__STATED TASK__. Go through the material below and copy all lines with "this".

__INPUT ROWS__.
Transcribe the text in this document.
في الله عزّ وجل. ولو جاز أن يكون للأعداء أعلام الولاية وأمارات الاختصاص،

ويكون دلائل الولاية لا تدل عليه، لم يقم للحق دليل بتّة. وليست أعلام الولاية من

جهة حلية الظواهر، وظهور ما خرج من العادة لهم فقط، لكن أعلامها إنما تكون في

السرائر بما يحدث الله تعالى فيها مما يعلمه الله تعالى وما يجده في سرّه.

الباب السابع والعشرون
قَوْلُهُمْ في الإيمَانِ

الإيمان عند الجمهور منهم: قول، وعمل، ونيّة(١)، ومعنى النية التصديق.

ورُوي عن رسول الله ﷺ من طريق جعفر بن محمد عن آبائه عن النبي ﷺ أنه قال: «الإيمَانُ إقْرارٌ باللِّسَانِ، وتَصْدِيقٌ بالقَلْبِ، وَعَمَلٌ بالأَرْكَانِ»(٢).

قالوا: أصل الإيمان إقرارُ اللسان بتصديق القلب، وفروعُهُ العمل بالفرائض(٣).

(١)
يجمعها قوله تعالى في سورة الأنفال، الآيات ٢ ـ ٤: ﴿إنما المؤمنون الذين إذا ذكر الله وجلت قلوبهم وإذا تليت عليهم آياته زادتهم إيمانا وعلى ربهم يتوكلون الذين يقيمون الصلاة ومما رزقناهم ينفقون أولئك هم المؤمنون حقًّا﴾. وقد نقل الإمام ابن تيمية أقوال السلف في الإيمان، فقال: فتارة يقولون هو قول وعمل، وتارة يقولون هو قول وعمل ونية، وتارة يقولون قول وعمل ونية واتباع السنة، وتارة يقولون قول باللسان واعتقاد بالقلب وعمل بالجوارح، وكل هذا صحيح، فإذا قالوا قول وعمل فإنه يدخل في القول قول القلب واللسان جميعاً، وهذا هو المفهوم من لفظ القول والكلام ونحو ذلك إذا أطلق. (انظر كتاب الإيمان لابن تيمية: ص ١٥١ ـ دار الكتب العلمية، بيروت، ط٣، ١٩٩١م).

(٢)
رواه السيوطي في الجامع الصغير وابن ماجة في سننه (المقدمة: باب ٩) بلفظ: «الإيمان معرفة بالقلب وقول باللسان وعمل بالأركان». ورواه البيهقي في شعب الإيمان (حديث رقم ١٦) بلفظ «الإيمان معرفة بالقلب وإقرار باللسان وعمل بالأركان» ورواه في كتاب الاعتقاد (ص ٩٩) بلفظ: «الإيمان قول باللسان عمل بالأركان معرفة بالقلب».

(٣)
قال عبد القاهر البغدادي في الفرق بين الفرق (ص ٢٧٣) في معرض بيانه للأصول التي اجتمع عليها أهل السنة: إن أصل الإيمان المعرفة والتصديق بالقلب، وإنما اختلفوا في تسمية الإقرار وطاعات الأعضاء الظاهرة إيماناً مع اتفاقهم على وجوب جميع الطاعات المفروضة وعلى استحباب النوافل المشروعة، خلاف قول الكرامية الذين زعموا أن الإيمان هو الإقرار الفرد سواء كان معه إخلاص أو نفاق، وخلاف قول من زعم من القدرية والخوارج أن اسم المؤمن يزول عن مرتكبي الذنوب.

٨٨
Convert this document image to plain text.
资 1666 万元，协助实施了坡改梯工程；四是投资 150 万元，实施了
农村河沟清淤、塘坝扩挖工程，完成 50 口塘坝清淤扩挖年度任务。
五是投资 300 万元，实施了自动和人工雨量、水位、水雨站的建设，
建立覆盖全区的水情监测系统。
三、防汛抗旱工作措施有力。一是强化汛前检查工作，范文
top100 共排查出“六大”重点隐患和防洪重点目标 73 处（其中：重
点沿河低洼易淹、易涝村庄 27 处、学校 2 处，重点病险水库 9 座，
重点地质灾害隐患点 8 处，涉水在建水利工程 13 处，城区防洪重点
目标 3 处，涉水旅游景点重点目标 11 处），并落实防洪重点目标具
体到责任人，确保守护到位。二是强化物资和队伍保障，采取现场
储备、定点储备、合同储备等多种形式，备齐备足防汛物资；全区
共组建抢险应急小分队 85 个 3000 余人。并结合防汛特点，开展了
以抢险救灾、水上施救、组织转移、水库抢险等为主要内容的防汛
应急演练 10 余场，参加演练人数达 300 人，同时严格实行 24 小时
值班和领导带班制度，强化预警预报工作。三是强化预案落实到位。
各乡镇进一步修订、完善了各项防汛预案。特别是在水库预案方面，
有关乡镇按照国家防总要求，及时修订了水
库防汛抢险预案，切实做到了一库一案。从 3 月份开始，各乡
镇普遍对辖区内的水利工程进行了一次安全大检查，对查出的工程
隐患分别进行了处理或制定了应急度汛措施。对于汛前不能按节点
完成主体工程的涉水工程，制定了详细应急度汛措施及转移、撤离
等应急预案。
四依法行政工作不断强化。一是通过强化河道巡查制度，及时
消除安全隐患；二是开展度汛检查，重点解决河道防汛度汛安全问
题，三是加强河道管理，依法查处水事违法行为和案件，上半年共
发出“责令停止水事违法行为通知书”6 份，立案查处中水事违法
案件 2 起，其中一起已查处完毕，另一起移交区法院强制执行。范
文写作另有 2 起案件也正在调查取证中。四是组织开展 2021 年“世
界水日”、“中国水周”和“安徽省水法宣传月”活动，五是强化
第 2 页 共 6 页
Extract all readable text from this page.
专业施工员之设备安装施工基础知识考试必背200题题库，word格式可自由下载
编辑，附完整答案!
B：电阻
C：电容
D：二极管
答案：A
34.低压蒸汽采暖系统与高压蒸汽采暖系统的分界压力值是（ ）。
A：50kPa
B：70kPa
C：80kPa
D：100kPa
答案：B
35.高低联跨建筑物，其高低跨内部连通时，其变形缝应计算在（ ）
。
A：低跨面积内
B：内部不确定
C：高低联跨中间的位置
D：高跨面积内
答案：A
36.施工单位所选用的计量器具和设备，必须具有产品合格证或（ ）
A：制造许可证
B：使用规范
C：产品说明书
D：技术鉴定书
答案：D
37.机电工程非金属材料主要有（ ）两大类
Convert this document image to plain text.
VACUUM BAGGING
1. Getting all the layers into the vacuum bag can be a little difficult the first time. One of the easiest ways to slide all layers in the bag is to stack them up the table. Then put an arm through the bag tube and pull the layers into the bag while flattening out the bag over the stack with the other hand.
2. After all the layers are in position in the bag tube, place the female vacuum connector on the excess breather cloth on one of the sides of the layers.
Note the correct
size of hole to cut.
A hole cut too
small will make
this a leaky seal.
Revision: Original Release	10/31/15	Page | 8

__RESULT OF THE TASK__.
Transcribe the text in this document.
Convert this document image to plain text.
Extract all readable text from this page.
Convert this document image to plain text.
this a leaky seal.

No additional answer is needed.